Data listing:
★ ★ ★ ★ ★

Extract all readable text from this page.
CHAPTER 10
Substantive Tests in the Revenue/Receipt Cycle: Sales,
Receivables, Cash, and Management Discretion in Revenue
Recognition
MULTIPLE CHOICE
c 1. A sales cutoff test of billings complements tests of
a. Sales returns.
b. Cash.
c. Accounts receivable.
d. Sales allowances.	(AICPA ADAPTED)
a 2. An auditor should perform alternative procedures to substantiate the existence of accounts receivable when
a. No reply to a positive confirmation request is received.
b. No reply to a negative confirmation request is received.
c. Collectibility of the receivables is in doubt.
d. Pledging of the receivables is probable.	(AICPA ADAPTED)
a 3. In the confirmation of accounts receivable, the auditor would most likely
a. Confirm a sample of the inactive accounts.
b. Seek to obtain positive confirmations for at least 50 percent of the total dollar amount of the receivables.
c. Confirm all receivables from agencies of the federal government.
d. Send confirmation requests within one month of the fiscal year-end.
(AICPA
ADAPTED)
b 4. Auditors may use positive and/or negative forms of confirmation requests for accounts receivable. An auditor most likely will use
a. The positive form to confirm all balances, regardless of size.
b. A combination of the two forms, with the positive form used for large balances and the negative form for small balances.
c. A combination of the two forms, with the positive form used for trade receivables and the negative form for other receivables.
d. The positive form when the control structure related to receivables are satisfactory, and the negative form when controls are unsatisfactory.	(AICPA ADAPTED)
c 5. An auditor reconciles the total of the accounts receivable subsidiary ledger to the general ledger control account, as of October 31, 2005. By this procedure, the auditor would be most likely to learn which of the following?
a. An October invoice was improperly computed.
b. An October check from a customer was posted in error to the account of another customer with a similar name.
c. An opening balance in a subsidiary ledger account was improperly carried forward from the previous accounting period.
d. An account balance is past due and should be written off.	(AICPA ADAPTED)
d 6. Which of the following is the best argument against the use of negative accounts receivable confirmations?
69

★ ★ ★ ★ ★

List all lines where "should" occurs.

a 2. An auditor should perform alternative procedures to substantiate the existence of accounts receivable when
d. An account balance is past due and should be written off.	(AICPA ADAPTED)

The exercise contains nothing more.